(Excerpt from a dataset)
-- Begin --

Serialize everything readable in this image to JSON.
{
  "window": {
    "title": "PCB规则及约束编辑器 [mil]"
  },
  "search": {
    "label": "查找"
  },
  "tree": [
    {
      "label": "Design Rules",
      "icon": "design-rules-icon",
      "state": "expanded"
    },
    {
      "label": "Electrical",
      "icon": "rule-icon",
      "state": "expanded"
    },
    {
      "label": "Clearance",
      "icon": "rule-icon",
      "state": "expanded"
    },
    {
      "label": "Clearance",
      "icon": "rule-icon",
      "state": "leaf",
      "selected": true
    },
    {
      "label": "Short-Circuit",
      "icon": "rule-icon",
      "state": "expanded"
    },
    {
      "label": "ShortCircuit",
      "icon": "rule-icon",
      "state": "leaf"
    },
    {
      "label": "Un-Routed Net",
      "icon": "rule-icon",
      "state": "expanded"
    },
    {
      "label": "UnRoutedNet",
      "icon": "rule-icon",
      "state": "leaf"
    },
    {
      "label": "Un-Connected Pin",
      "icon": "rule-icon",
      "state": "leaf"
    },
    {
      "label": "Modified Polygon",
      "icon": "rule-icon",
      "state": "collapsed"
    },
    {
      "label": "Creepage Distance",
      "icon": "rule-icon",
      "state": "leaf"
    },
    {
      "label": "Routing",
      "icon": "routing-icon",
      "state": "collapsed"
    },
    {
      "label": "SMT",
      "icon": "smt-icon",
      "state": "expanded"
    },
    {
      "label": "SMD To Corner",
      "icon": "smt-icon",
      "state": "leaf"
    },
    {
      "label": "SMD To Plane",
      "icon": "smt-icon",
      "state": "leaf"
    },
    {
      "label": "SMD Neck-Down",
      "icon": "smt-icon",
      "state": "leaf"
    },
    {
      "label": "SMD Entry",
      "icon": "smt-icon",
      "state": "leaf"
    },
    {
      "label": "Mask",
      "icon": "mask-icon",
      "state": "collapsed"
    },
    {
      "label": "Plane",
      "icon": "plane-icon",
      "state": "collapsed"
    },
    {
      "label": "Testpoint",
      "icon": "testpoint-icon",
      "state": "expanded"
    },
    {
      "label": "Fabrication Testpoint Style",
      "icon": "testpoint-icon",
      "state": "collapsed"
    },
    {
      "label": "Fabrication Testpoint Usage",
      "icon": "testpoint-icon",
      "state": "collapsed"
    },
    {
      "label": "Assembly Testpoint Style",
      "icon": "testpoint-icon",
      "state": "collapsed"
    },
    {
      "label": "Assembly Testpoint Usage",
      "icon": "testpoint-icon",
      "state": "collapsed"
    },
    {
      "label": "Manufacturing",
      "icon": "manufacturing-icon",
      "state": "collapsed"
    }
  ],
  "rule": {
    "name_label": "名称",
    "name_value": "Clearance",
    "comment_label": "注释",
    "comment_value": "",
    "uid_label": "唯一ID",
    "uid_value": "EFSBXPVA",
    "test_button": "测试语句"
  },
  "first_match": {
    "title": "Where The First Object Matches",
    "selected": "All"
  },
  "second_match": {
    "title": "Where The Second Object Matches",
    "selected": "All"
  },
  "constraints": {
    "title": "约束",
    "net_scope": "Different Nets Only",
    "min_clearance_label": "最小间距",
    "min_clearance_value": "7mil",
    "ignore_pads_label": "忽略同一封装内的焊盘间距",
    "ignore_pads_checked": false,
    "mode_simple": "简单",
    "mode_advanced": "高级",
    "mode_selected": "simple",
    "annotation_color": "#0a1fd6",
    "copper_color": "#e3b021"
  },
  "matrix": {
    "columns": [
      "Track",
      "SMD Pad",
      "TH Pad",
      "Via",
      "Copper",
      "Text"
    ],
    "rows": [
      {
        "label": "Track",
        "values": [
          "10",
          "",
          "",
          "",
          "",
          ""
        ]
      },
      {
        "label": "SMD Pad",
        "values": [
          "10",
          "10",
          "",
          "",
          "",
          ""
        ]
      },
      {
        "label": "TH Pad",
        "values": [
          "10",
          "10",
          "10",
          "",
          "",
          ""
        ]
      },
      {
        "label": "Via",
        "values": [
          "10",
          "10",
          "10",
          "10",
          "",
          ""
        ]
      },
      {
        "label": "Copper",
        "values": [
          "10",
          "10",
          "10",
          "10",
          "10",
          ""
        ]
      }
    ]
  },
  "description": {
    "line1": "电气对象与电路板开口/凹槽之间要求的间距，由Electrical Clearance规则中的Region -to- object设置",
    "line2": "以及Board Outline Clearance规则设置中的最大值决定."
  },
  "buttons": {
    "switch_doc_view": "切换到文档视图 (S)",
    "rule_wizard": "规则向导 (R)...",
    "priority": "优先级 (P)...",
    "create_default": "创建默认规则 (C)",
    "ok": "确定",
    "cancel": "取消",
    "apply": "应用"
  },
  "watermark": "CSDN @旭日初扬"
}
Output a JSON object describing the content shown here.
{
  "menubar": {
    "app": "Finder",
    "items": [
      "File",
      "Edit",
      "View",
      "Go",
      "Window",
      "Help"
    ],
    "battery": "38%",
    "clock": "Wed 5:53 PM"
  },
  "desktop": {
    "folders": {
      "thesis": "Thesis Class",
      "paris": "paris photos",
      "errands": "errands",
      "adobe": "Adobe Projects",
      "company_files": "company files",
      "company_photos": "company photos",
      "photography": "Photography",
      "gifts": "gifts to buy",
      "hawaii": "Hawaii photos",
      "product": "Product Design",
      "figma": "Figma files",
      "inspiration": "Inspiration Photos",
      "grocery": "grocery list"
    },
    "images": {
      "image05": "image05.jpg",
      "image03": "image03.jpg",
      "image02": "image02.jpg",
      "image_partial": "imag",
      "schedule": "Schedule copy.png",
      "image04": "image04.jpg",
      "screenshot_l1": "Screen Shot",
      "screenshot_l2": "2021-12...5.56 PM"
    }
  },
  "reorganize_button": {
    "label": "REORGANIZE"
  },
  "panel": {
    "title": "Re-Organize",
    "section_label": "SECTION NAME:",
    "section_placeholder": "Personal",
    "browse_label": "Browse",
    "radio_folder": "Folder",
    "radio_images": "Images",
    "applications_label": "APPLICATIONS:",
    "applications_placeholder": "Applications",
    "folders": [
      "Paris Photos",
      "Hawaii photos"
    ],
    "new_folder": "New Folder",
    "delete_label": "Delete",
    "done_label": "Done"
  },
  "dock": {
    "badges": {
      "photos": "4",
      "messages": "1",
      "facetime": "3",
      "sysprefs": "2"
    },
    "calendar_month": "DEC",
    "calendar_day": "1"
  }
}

-- End --

Within the listing, how many lines hold the word "Usage"? Only the number is to be given.

2